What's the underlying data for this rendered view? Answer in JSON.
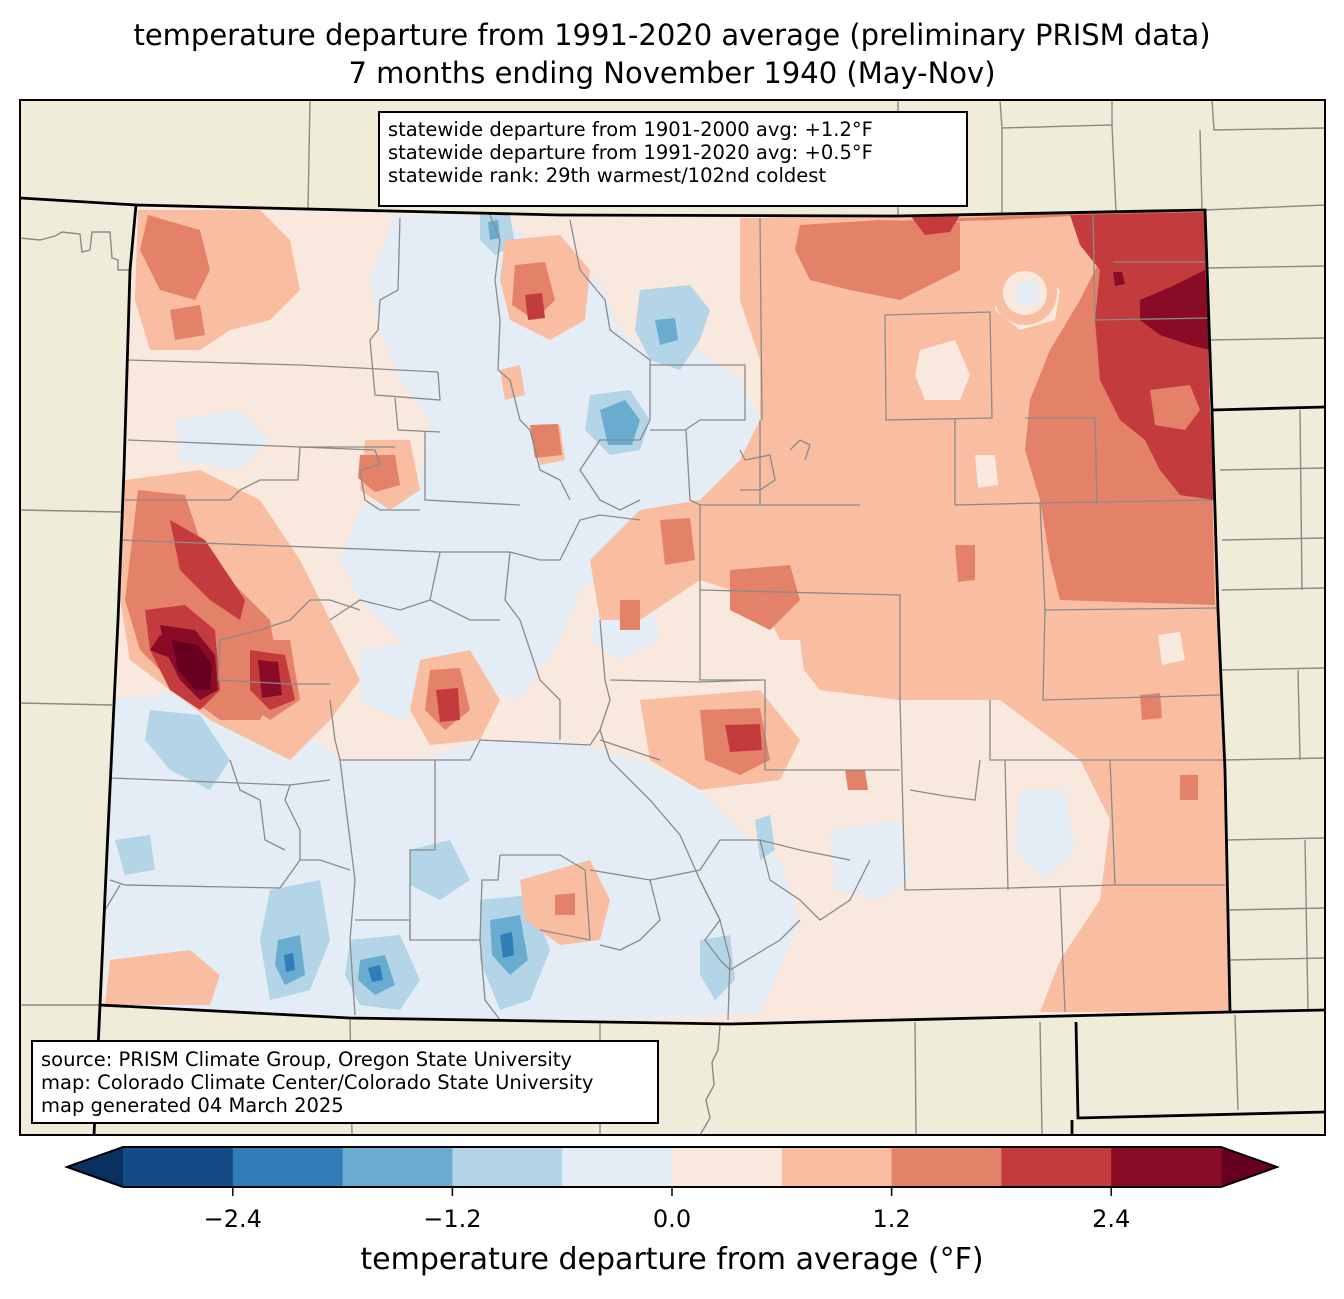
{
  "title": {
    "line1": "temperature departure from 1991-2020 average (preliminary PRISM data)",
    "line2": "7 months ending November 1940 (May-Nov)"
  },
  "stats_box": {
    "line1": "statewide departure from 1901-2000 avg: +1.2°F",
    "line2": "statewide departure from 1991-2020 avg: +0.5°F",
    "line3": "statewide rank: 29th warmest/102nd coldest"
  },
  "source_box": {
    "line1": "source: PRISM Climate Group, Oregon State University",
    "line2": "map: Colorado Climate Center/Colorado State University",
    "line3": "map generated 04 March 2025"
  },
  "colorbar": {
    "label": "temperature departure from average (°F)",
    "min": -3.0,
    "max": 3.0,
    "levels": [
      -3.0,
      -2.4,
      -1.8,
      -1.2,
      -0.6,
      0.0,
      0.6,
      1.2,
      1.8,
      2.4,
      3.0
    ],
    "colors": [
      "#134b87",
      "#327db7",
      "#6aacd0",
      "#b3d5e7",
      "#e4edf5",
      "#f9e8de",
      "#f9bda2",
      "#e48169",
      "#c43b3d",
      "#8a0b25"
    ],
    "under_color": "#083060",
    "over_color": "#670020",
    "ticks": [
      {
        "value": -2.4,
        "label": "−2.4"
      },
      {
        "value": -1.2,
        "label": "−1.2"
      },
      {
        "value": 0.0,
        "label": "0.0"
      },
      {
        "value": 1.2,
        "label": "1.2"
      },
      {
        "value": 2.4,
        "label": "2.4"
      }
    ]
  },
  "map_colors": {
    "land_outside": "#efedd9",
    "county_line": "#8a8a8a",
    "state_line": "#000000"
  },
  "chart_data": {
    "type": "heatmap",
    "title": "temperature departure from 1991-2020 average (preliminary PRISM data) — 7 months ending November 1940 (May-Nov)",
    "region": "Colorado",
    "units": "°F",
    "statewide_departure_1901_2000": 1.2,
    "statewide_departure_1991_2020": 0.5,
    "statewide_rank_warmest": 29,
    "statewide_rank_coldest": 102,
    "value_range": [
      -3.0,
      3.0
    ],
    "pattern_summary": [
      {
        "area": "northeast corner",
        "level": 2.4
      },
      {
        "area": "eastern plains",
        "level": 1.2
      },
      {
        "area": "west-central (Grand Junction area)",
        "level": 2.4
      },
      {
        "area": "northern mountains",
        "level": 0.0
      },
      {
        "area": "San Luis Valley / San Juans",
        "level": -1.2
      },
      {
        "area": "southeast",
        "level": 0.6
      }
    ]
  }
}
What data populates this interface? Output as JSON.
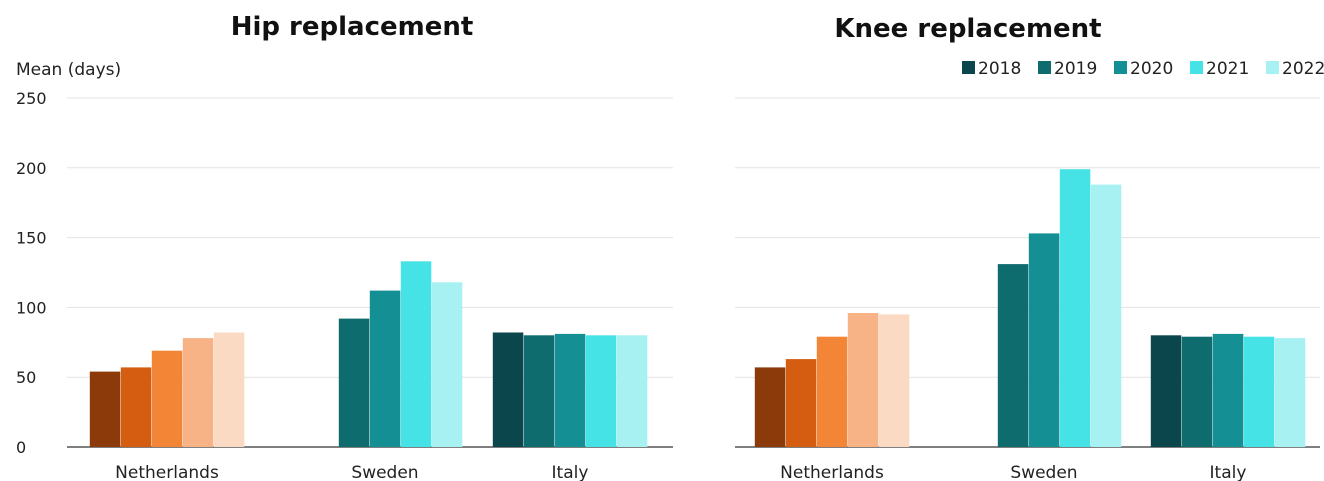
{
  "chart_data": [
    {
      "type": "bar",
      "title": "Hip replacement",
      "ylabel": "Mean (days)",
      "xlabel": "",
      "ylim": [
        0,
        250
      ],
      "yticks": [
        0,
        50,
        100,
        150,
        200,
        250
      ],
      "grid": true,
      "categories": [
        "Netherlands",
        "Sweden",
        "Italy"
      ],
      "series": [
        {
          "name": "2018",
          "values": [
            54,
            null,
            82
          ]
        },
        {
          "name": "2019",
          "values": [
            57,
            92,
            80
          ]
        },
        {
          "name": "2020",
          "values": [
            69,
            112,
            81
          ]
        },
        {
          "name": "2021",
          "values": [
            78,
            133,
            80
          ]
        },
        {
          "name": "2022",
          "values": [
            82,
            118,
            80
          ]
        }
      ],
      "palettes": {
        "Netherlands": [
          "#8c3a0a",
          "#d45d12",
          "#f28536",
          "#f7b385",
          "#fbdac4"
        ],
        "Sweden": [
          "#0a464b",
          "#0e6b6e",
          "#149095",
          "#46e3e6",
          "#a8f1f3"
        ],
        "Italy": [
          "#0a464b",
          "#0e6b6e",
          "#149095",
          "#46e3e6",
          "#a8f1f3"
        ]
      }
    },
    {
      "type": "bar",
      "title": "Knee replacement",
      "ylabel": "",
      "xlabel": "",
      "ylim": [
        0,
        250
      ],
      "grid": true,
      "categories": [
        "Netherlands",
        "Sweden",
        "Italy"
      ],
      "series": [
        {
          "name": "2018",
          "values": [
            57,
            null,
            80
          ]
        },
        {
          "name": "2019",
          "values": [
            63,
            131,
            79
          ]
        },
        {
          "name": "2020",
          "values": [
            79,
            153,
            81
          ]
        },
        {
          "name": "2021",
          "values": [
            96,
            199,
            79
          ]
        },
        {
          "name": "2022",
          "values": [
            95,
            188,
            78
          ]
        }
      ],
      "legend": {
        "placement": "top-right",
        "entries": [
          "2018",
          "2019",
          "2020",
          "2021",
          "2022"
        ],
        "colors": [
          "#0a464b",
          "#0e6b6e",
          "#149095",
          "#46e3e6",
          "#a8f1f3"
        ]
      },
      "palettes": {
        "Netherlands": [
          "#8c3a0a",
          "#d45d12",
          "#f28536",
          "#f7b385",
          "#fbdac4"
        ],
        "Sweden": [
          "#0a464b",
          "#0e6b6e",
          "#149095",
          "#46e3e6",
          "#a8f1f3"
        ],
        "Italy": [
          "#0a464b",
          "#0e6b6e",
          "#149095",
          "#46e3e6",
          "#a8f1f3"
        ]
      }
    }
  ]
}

────────────────────

## YOUR TASK
Gather every line from the entries above where the word "preliminary" appears, and copy them.

## THE RESULT
    "line1": "temperature departure from 1991-2020 average (preliminary PRISM data)",
    "title": "temperature departure from 1991-2020 average (preliminary PRISM data) — 7 months ending November 1940 (May-Nov)",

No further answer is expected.